▶ [Aim of the task]
Copy every record exactly, and keep the pictures out.

╔══

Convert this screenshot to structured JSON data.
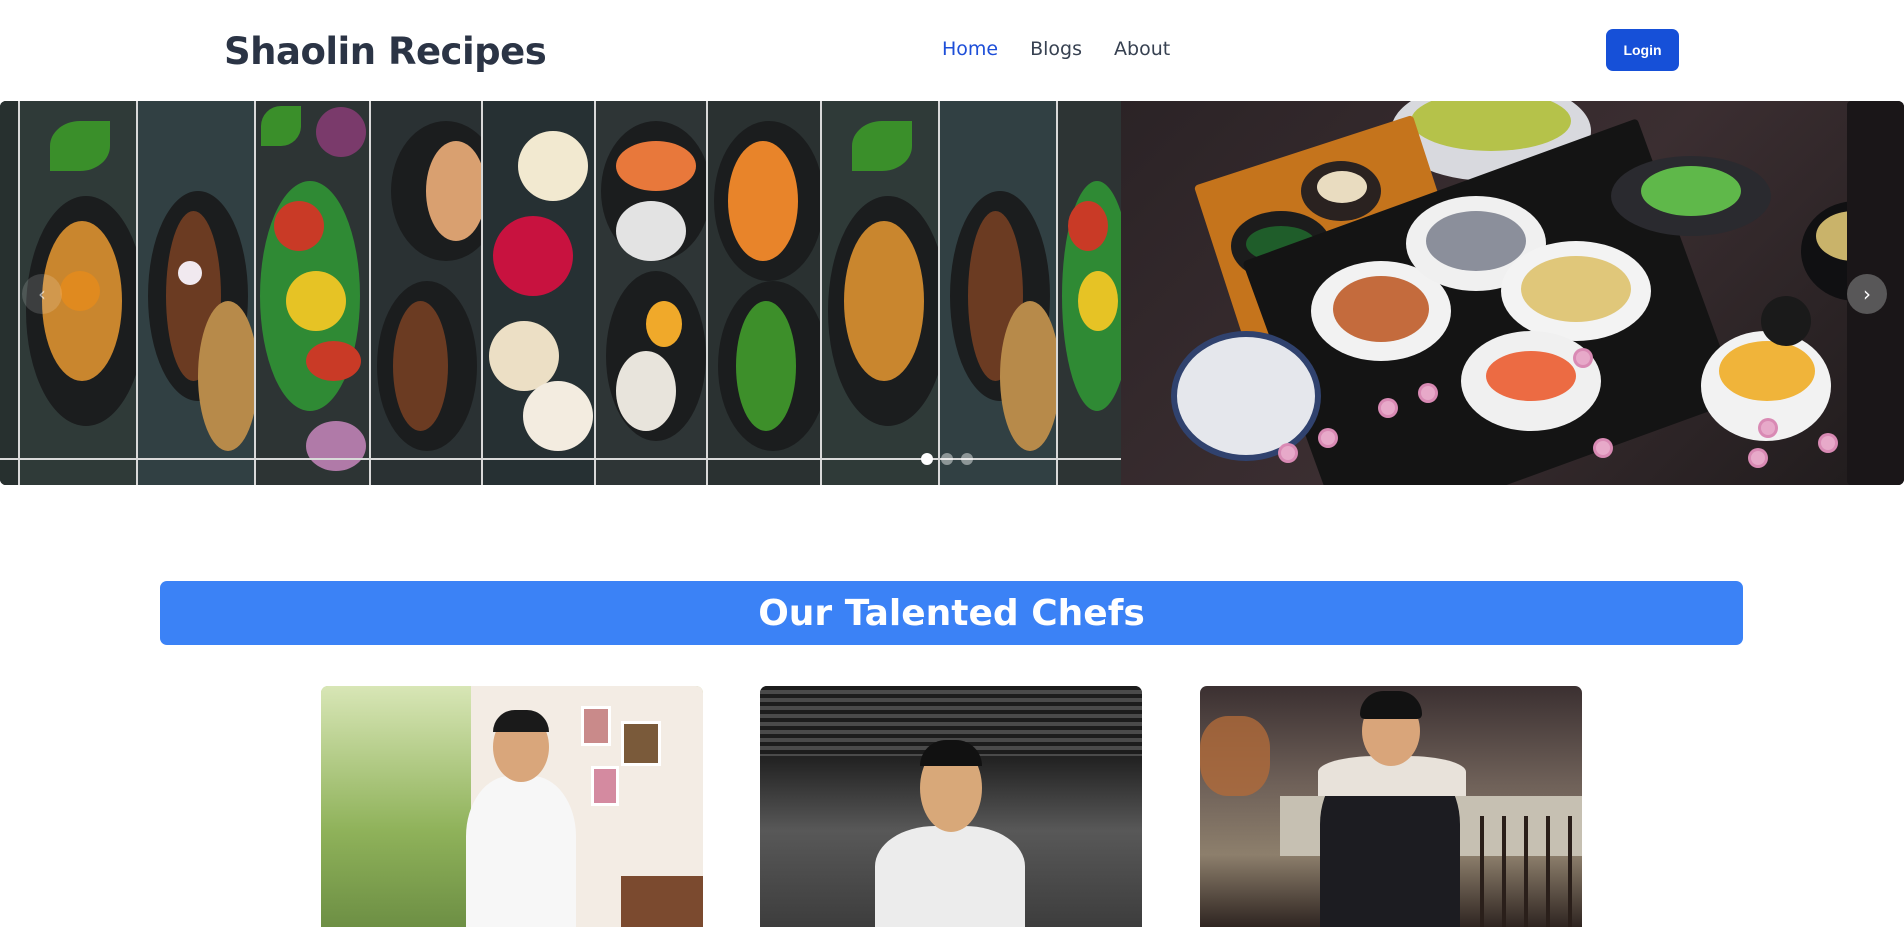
{
  "header": {
    "brand": "Shaolin Recipes",
    "nav": [
      {
        "label": "Home",
        "active": true
      },
      {
        "label": "Blogs",
        "active": false
      },
      {
        "label": "About",
        "active": false
      }
    ],
    "login_label": "Login"
  },
  "carousel": {
    "slides": [
      "mixed-grilled-dishes-collage",
      "japanese-bento-set-meal"
    ],
    "active_index": 0,
    "dot_count": 3,
    "prev_icon": "chevron-left-icon",
    "next_icon": "chevron-right-icon",
    "prev_glyph": "‹",
    "next_glyph": "›"
  },
  "chefs": {
    "title": "Our Talented Chefs",
    "cards": [
      {
        "photo": "chef-in-white-jacket-kitchen-window"
      },
      {
        "photo": "chef-in-white-jacket-outdoor-restaurant"
      },
      {
        "photo": "chef-in-apron-restaurant-bar"
      }
    ]
  },
  "colors": {
    "primary": "#1650d8",
    "banner": "#3b82f6",
    "nav_active": "#1d4ed8",
    "text_dark": "#2b3445"
  }
}
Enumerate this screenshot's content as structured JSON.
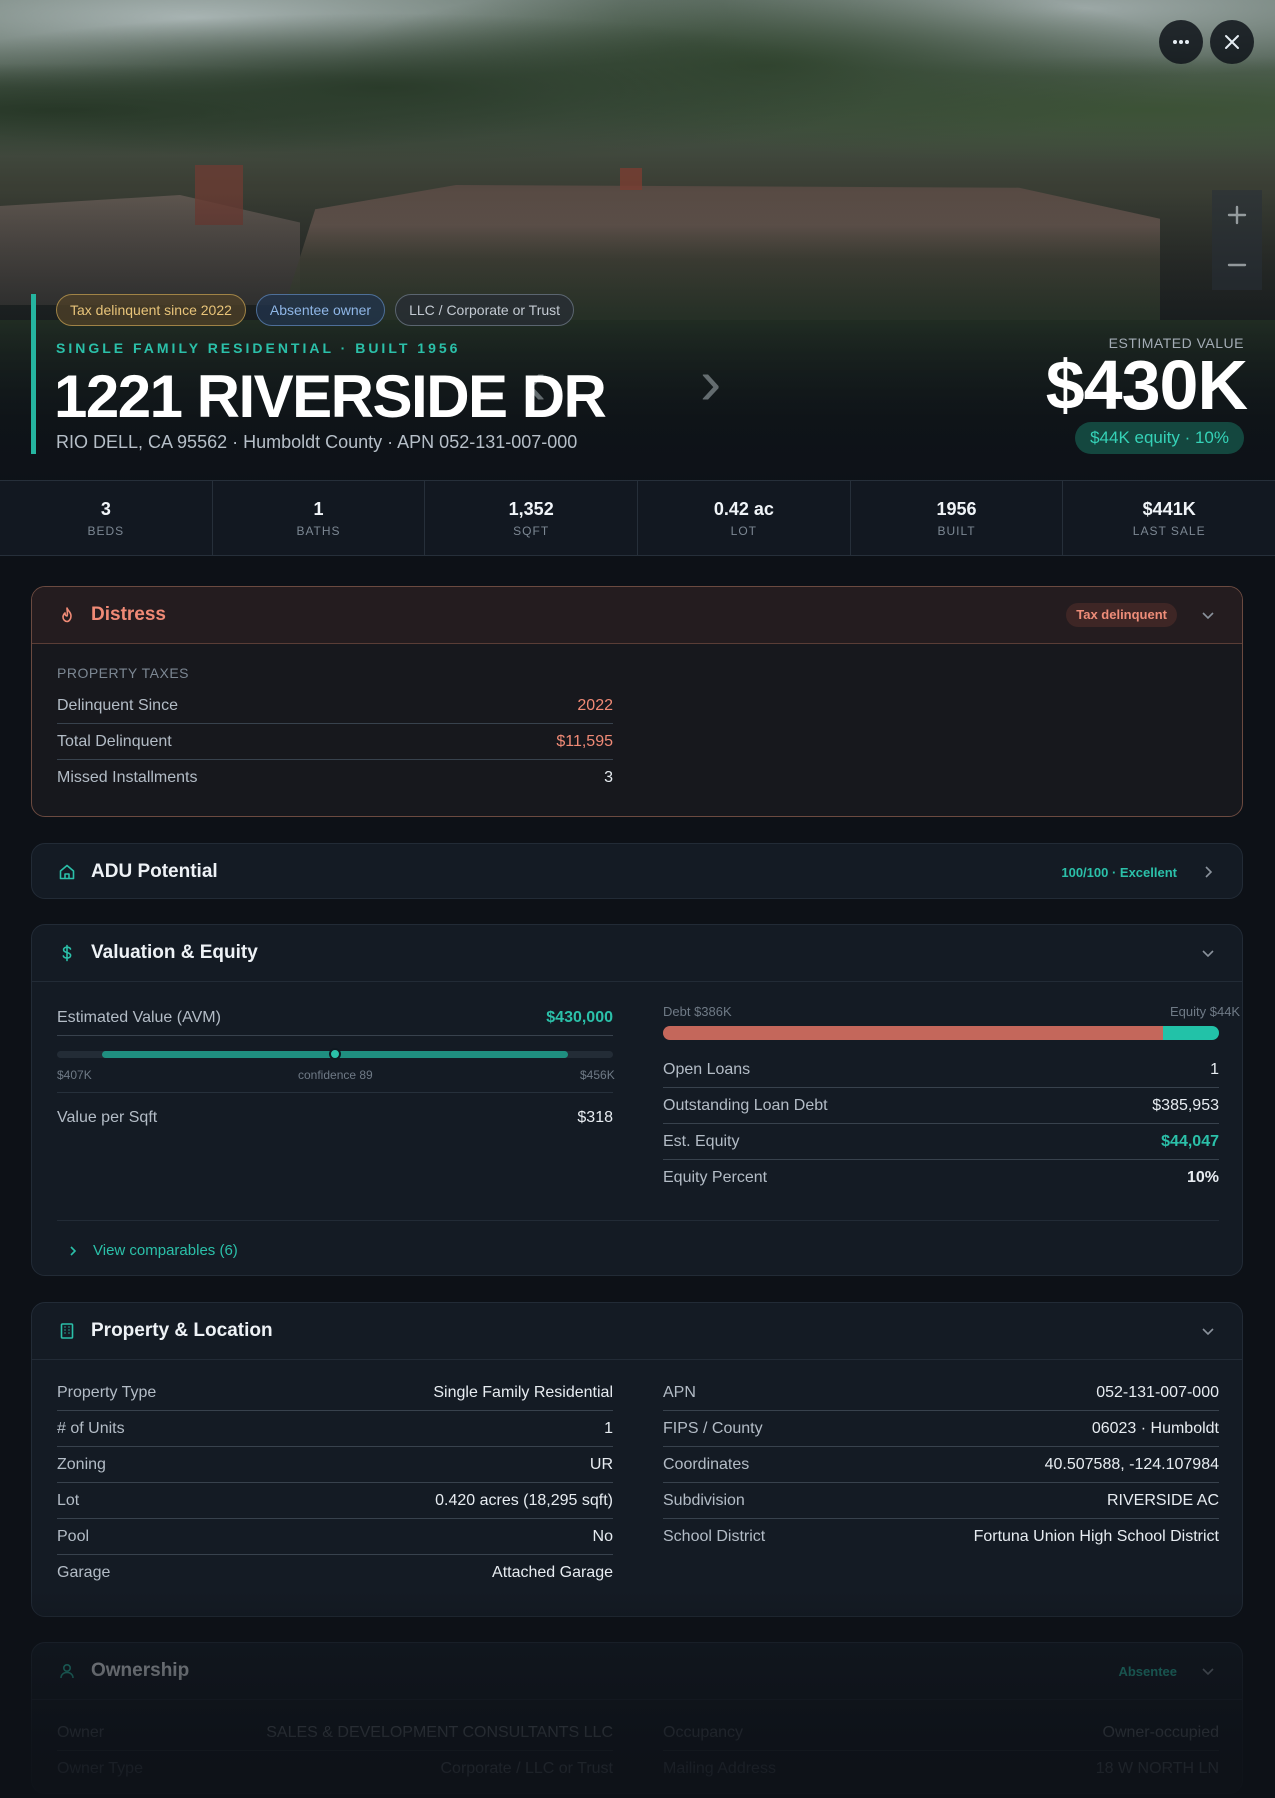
{
  "hero": {
    "badges": [
      "Tax delinquent since 2022",
      "Absentee owner",
      "LLC / Corporate or Trust"
    ],
    "eyebrow": "SINGLE FAMILY RESIDENTIAL · BUILT 1956",
    "address": "1221 RIVERSIDE DR",
    "subaddress": "RIO DELL, CA 95562 · Humboldt County · APN 052-131-007-000",
    "estimated_label": "ESTIMATED VALUE",
    "estimated_value": "$430K",
    "equity_pill": "$44K equity · 10%",
    "icons": {
      "more": "more-icon",
      "close": "close-icon",
      "zoom_in": "plus-icon",
      "zoom_out": "minus-icon"
    }
  },
  "stats": [
    {
      "value": "3",
      "label": "BEDS"
    },
    {
      "value": "1",
      "label": "BATHS"
    },
    {
      "value": "1,352",
      "label": "SQFT"
    },
    {
      "value": "0.42 ac",
      "label": "LOT"
    },
    {
      "value": "1956",
      "label": "BUILT"
    },
    {
      "value": "$441K",
      "label": "LAST SALE"
    }
  ],
  "distress": {
    "title": "Distress",
    "tag": "Tax delinquent",
    "section_label": "PROPERTY TAXES",
    "rows": [
      {
        "k": "Delinquent Since",
        "v": "2022"
      },
      {
        "k": "Total Delinquent",
        "v": "$11,595"
      },
      {
        "k": "Missed Installments",
        "v": "3"
      }
    ]
  },
  "adu": {
    "title": "ADU Potential",
    "score": "100/100 · Excellent"
  },
  "valuation": {
    "title": "Valuation & Equity",
    "avm_label": "Estimated Value (AVM)",
    "avm_value": "$430,000",
    "range_low": "$407K",
    "range_high": "$456K",
    "confidence": "confidence 89",
    "value_per_sqft_label": "Value per Sqft",
    "value_per_sqft": "$318",
    "debt_label": "Debt $386K",
    "equity_label": "Equity $44K",
    "equity_fraction": 0.1,
    "rows": [
      {
        "k": "Open Loans",
        "v": "1"
      },
      {
        "k": "Outstanding Loan Debt",
        "v": "$385,953"
      },
      {
        "k": "Est. Equity",
        "v": "$44,047"
      },
      {
        "k": "Equity Percent",
        "v": "10%"
      }
    ],
    "comparables_link": "View comparables (6)"
  },
  "property": {
    "title": "Property & Location",
    "left": [
      {
        "k": "Property Type",
        "v": "Single Family Residential"
      },
      {
        "k": "# of Units",
        "v": "1"
      },
      {
        "k": "Zoning",
        "v": "UR"
      },
      {
        "k": "Lot",
        "v": "0.420 acres (18,295 sqft)"
      },
      {
        "k": "Pool",
        "v": "No"
      },
      {
        "k": "Garage",
        "v": "Attached Garage"
      }
    ],
    "right": [
      {
        "k": "APN",
        "v": "052-131-007-000"
      },
      {
        "k": "FIPS / County",
        "v": "06023 · Humboldt"
      },
      {
        "k": "Coordinates",
        "v": "40.507588, -124.107984"
      },
      {
        "k": "Subdivision",
        "v": "RIVERSIDE AC"
      },
      {
        "k": "School District",
        "v": "Fortuna Union High School District"
      }
    ]
  },
  "ownership": {
    "title": "Ownership",
    "tag": "Absentee",
    "left": [
      {
        "k": "Owner",
        "v": "SALES & DEVELOPMENT CONSULTANTS LLC"
      },
      {
        "k": "Owner Type",
        "v": "Corporate / LLC or Trust"
      }
    ],
    "right": [
      {
        "k": "Occupancy",
        "v": "Owner-occupied"
      },
      {
        "k": "Mailing Address",
        "v": "18 W NORTH LN"
      }
    ]
  },
  "colors": {
    "accent": "#2bc0a9",
    "distress": "#f08a76",
    "debt": "#c4675b",
    "equity": "#22c2a8"
  }
}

╚══

▶ [Answer for this exercise]
Convert this screenshot to structured JSON data.
{
  "header": {
    "brand": "Shaolin Recipes",
    "nav": [
      {
        "label": "Home",
        "active": true
      },
      {
        "label": "Blogs",
        "active": false
      },
      {
        "label": "About",
        "active": false
      }
    ],
    "login_label": "Login"
  },
  "carousel": {
    "slides": [
      "mixed-grilled-dishes-collage",
      "japanese-bento-set-meal"
    ],
    "active_index": 0,
    "dot_count": 3,
    "prev_icon": "chevron-left-icon",
    "next_icon": "chevron-right-icon",
    "prev_glyph": "‹",
    "next_glyph": "›"
  },
  "chefs": {
    "title": "Our Talented Chefs",
    "cards": [
      {
        "photo": "chef-in-white-jacket-kitchen-window"
      },
      {
        "photo": "chef-in-white-jacket-outdoor-restaurant"
      },
      {
        "photo": "chef-in-apron-restaurant-bar"
      }
    ]
  },
  "colors": {
    "primary": "#1650d8",
    "banner": "#3b82f6",
    "nav_active": "#1d4ed8",
    "text_dark": "#2b3445"
  }
}
Enumerate this screenshot's content as structured JSON.
{
  "hero": {
    "badges": [
      "Tax delinquent since 2022",
      "Absentee owner",
      "LLC / Corporate or Trust"
    ],
    "eyebrow": "SINGLE FAMILY RESIDENTIAL · BUILT 1956",
    "address": "1221 RIVERSIDE DR",
    "subaddress": "RIO DELL, CA 95562 · Humboldt County · APN 052-131-007-000",
    "estimated_label": "ESTIMATED VALUE",
    "estimated_value": "$430K",
    "equity_pill": "$44K equity · 10%",
    "icons": {
      "more": "more-icon",
      "close": "close-icon",
      "zoom_in": "plus-icon",
      "zoom_out": "minus-icon"
    }
  },
  "stats": [
    {
      "value": "3",
      "label": "BEDS"
    },
    {
      "value": "1",
      "label": "BATHS"
    },
    {
      "value": "1,352",
      "label": "SQFT"
    },
    {
      "value": "0.42 ac",
      "label": "LOT"
    },
    {
      "value": "1956",
      "label": "BUILT"
    },
    {
      "value": "$441K",
      "label": "LAST SALE"
    }
  ],
  "distress": {
    "title": "Distress",
    "tag": "Tax delinquent",
    "section_label": "PROPERTY TAXES",
    "rows": [
      {
        "k": "Delinquent Since",
        "v": "2022"
      },
      {
        "k": "Total Delinquent",
        "v": "$11,595"
      },
      {
        "k": "Missed Installments",
        "v": "3"
      }
    ]
  },
  "adu": {
    "title": "ADU Potential",
    "score": "100/100 · Excellent"
  },
  "valuation": {
    "title": "Valuation & Equity",
    "avm_label": "Estimated Value (AVM)",
    "avm_value": "$430,000",
    "range_low": "$407K",
    "range_high": "$456K",
    "confidence": "confidence 89",
    "value_per_sqft_label": "Value per Sqft",
    "value_per_sqft": "$318",
    "debt_label": "Debt $386K",
    "equity_label": "Equity $44K",
    "equity_fraction": 0.1,
    "rows": [
      {
        "k": "Open Loans",
        "v": "1"
      },
      {
        "k": "Outstanding Loan Debt",
        "v": "$385,953"
      },
      {
        "k": "Est. Equity",
        "v": "$44,047"
      },
      {
        "k": "Equity Percent",
        "v": "10%"
      }
    ],
    "comparables_link": "View comparables (6)"
  },
  "property": {
    "title": "Property & Location",
    "left": [
      {
        "k": "Property Type",
        "v": "Single Family Residential"
      },
      {
        "k": "# of Units",
        "v": "1"
      },
      {
        "k": "Zoning",
        "v": "UR"
      },
      {
        "k": "Lot",
        "v": "0.420 acres (18,295 sqft)"
      },
      {
        "k": "Pool",
        "v": "No"
      },
      {
        "k": "Garage",
        "v": "Attached Garage"
      }
    ],
    "right": [
      {
        "k": "APN",
        "v": "052-131-007-000"
      },
      {
        "k": "FIPS / County",
        "v": "06023 · Humboldt"
      },
      {
        "k": "Coordinates",
        "v": "40.507588, -124.107984"
      },
      {
        "k": "Subdivision",
        "v": "RIVERSIDE AC"
      },
      {
        "k": "School District",
        "v": "Fortuna Union High School District"
      }
    ]
  },
  "ownership": {
    "title": "Ownership",
    "tag": "Absentee",
    "left": [
      {
        "k": "Owner",
        "v": "SALES & DEVELOPMENT CONSULTANTS LLC"
      },
      {
        "k": "Owner Type",
        "v": "Corporate / LLC or Trust"
      }
    ],
    "right": [
      {
        "k": "Occupancy",
        "v": "Owner-occupied"
      },
      {
        "k": "Mailing Address",
        "v": "18 W NORTH LN"
      }
    ]
  },
  "colors": {
    "accent": "#2bc0a9",
    "distress": "#f08a76",
    "debt": "#c4675b",
    "equity": "#22c2a8"
  }
}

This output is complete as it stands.